Write out the data below in full, unchanged, minus the images.

-- Start of PROVIDED INFORMATION --

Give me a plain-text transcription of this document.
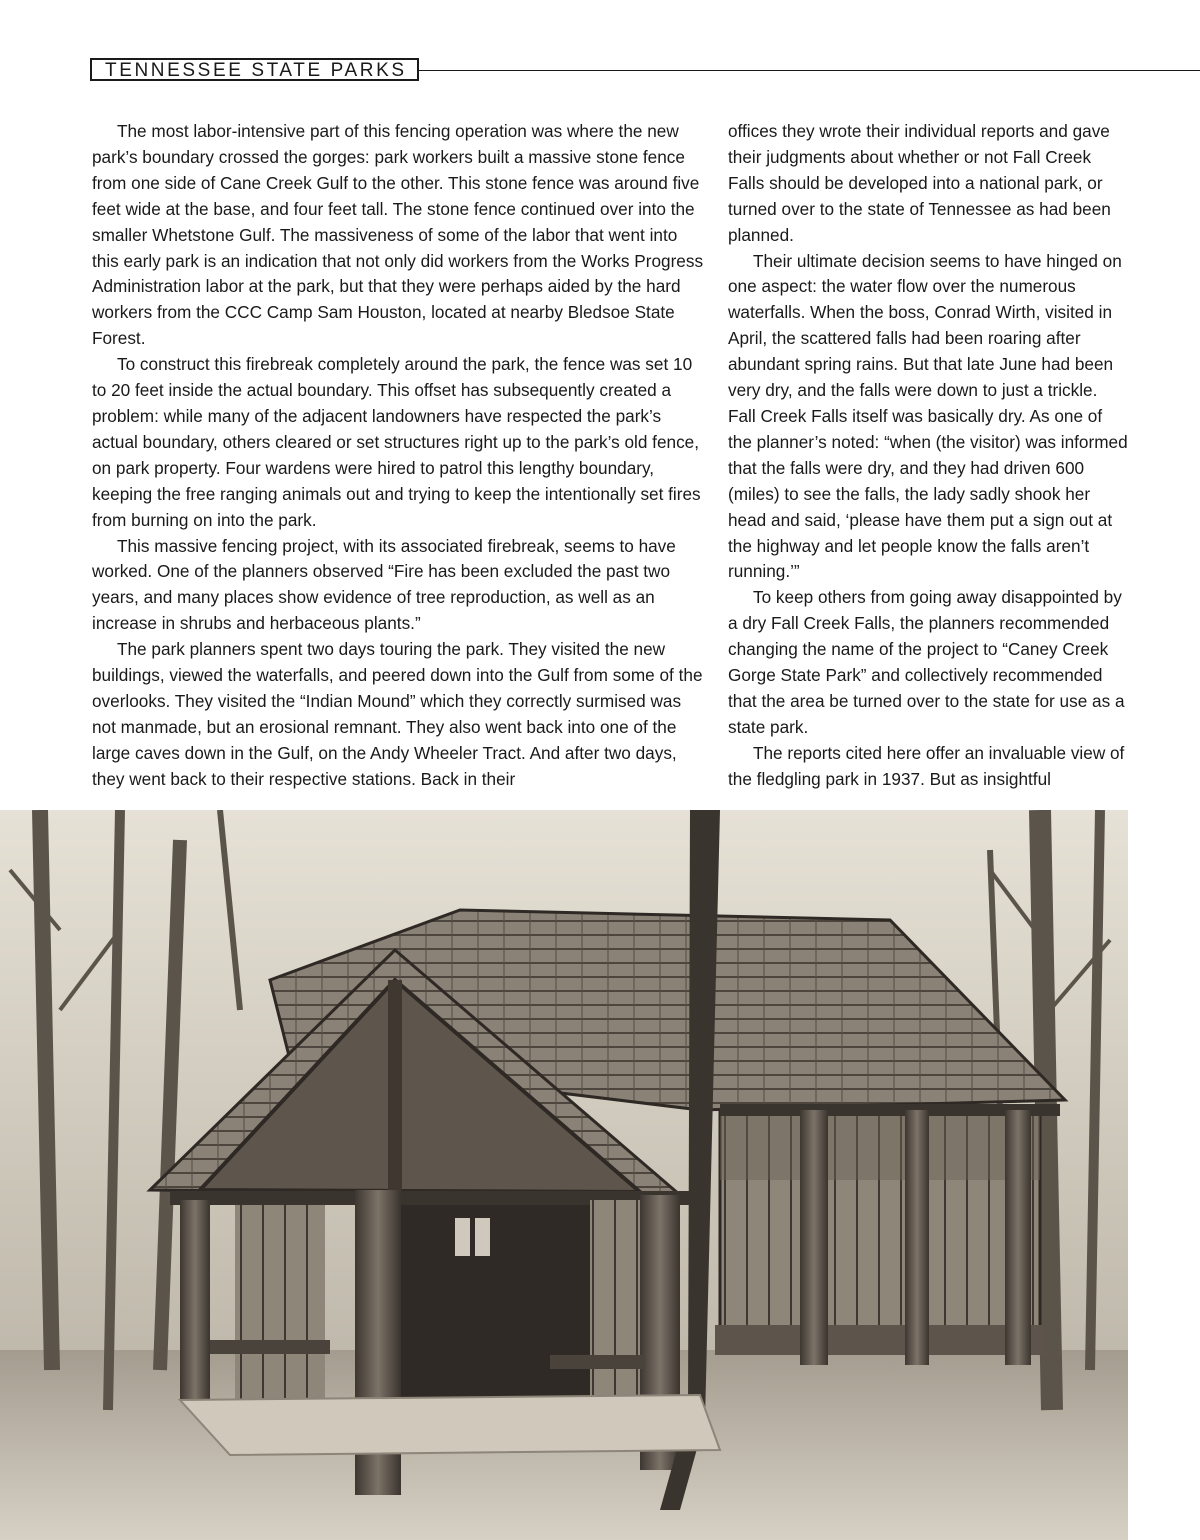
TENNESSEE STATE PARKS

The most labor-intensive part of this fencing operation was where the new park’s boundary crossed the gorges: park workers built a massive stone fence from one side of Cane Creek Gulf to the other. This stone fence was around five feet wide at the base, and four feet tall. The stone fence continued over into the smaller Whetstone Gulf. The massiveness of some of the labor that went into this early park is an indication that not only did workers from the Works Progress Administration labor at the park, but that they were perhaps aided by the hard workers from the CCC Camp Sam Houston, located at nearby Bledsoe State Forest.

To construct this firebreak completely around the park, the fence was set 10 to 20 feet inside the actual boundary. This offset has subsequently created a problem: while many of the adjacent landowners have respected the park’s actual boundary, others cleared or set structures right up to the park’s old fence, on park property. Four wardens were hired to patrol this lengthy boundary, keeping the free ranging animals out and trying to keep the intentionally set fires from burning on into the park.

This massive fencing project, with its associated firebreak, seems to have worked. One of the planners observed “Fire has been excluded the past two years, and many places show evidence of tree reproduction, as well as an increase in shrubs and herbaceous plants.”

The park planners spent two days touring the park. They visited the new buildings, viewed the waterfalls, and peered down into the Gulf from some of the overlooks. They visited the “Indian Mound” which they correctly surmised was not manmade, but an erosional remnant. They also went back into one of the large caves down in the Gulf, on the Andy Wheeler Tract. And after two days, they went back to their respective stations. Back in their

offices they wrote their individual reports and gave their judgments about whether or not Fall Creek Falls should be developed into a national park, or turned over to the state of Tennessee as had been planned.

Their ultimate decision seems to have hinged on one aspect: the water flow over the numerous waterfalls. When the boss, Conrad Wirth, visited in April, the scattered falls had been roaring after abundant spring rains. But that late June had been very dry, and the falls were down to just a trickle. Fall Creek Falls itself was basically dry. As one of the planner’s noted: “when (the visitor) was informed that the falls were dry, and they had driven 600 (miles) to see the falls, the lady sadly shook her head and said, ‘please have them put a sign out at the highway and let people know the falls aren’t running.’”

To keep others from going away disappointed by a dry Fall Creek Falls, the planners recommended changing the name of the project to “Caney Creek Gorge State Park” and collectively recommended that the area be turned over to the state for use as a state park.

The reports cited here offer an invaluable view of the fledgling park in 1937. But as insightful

-- End of PROVIDED INFORMATION --

■ TASK SOLUTION
Give me a plain-text transcription of this document.
TENNESSEE STATE PARKS

The most labor-intensive part of this fencing operation was where the new park’s boundary crossed the gorges: park workers built a massive stone fence from one side of Cane Creek Gulf to the other. This stone fence was around five feet wide at the base, and four feet tall. The stone fence continued over into the smaller Whetstone Gulf. The massiveness of some of the labor that went into this early park is an indication that not only did workers from the Works Progress Administration labor at the park, but that they were perhaps aided by the hard workers from the CCC Camp Sam Houston, located at nearby Bledsoe State Forest.

To construct this firebreak completely around the park, the fence was set 10 to 20 feet inside the actual boundary. This offset has subsequently created a problem: while many of the adjacent landowners have respected the park’s actual boundary, others cleared or set structures right up to the park’s old fence, on park property. Four wardens were hired to patrol this lengthy boundary, keeping the free ranging animals out and trying to keep the intentionally set fires from burning on into the park.

This massive fencing project, with its associated firebreak, seems to have worked. One of the planners observed “Fire has been excluded the past two years, and many places show evidence of tree reproduction, as well as an increase in shrubs and herbaceous plants.”

The park planners spent two days touring the park. They visited the new buildings, viewed the waterfalls, and peered down into the Gulf from some of the overlooks. They visited the “Indian Mound” which they correctly surmised was not manmade, but an erosional remnant. They also went back into one of the large caves down in the Gulf, on the Andy Wheeler Tract. And after two days, they went back to their respective stations. Back in their

offices they wrote their individual reports and gave their judgments about whether or not Fall Creek Falls should be developed into a national park, or turned over to the state of Tennessee as had been planned.

Their ultimate decision seems to have hinged on one aspect: the water flow over the numerous waterfalls. When the boss, Conrad Wirth, visited in April, the scattered falls had been roaring after abundant spring rains. But that late June had been very dry, and the falls were down to just a trickle. Fall Creek Falls itself was basically dry. As one of the planner’s noted: “when (the visitor) was informed that the falls were dry, and they had driven 600 (miles) to see the falls, the lady sadly shook her head and said, ‘please have them put a sign out at the highway and let people know the falls aren’t running.’”

To keep others from going away disappointed by a dry Fall Creek Falls, the planners recommended changing the name of the project to “Caney Creek Gorge State Park” and collectively recommended that the area be turned over to the state for use as a state park.

The reports cited here offer an invaluable view of the fledgling park in 1937. But as insightful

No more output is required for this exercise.